**TASK PROMPT**
Determine which lines contain the word "Discharge", then copy those lines.

___ DATA RECORDS

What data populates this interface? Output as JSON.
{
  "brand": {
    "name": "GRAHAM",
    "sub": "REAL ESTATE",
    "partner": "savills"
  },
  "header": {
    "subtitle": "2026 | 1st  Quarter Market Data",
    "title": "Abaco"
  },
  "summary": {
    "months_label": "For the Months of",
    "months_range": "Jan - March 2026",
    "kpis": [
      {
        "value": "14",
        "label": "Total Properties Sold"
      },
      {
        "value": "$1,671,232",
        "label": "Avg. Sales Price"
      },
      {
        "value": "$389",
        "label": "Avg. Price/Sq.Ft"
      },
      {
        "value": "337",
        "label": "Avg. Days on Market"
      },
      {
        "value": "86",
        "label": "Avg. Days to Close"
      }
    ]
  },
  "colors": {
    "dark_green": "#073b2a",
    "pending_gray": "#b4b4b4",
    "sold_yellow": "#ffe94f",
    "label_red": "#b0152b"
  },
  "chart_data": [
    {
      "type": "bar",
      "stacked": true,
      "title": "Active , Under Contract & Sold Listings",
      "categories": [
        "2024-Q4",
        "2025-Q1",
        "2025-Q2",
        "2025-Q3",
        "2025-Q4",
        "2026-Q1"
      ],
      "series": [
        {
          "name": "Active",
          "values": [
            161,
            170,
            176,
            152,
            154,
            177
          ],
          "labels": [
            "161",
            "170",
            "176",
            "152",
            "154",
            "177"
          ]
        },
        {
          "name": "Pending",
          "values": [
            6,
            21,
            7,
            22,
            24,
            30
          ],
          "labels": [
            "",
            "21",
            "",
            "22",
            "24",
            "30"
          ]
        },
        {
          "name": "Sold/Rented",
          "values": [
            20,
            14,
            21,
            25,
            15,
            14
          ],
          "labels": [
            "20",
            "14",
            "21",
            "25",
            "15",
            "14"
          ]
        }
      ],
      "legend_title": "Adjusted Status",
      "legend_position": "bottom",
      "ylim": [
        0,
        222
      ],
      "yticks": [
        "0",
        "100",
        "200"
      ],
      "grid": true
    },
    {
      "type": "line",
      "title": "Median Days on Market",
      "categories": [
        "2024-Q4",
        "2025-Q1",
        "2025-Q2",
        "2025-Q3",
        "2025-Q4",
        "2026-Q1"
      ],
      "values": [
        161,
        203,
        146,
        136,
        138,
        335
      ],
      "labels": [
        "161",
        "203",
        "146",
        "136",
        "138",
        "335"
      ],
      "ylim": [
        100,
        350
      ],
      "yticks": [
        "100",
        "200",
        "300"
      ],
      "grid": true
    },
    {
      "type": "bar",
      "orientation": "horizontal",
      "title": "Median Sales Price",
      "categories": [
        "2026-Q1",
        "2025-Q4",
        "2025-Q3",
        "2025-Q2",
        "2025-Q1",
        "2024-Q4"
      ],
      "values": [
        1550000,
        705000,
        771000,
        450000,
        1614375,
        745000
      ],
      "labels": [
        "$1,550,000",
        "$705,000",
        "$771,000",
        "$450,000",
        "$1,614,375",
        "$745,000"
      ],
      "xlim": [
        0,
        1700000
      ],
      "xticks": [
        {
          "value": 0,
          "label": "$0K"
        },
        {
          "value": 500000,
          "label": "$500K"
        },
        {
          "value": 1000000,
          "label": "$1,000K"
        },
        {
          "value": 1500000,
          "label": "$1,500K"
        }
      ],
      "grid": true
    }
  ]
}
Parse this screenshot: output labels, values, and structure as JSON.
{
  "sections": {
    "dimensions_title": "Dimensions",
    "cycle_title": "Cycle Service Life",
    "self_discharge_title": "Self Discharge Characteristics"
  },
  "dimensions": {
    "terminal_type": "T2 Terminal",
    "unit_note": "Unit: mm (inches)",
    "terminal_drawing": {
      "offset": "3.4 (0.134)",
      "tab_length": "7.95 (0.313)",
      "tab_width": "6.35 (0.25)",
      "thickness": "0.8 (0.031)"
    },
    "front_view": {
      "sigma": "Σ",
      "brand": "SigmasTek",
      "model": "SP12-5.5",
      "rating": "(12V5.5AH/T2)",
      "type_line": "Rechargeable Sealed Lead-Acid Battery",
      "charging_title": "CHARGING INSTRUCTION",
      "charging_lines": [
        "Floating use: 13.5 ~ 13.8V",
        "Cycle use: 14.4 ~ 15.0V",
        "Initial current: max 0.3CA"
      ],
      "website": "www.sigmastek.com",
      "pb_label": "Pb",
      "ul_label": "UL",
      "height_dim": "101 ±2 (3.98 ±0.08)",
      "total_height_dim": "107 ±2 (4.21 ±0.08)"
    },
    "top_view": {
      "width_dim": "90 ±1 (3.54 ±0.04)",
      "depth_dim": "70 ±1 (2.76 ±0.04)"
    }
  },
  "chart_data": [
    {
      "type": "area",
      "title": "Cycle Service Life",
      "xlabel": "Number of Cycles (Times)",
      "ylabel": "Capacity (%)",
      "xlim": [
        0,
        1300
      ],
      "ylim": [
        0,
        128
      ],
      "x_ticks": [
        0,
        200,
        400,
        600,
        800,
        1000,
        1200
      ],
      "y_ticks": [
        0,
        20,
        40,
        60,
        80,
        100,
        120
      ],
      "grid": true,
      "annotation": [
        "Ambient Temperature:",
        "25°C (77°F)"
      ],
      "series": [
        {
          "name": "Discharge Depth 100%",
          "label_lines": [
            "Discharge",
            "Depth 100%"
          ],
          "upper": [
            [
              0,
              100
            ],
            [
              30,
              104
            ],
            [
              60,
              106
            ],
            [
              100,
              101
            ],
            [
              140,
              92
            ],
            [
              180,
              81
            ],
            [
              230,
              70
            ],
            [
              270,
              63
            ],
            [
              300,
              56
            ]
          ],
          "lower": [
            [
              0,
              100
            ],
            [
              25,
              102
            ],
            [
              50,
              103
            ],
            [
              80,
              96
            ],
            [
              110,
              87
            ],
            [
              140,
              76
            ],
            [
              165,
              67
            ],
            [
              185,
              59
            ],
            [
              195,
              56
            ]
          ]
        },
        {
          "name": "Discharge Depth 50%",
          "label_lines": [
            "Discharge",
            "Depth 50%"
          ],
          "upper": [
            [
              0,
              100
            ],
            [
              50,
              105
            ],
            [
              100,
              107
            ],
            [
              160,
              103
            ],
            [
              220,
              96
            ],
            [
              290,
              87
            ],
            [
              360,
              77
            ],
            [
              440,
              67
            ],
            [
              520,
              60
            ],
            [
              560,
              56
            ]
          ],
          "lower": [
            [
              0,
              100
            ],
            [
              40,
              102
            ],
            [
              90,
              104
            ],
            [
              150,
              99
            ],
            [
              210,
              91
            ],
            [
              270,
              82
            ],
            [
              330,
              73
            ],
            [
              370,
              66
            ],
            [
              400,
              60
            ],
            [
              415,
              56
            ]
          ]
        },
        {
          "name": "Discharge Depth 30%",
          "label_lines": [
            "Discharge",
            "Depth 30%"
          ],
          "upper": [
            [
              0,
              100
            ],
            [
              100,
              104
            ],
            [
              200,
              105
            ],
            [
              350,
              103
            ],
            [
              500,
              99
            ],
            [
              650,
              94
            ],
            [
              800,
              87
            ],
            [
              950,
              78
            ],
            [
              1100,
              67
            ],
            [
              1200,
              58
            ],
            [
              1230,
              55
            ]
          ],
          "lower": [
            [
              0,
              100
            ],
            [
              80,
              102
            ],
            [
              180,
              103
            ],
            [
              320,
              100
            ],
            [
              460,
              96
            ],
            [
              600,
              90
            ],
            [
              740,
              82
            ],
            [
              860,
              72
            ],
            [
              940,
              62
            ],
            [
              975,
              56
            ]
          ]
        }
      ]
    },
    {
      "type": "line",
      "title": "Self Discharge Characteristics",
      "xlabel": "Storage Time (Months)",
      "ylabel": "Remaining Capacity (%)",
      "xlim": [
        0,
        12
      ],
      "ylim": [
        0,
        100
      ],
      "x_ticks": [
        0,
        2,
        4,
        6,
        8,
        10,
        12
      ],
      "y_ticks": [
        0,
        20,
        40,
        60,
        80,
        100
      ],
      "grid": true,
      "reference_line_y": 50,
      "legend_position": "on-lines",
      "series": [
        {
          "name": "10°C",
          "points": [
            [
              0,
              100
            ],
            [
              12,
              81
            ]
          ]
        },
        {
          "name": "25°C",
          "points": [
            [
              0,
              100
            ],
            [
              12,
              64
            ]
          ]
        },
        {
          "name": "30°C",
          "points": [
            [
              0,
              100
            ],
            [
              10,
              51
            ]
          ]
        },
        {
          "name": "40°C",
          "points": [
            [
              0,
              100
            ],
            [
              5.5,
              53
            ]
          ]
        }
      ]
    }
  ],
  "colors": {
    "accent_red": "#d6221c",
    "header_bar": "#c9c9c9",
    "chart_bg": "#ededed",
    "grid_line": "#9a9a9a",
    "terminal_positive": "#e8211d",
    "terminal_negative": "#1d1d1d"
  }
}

______

**OUTPUT BELOW**
    "self_discharge_title": "Self Discharge Characteristics"
          "name": "Discharge Depth 100%",
            "Discharge",
          "name": "Discharge Depth 50%",
            "Discharge",
          "name": "Discharge Depth 30%",
            "Discharge",
      "title": "Self Discharge Characteristics",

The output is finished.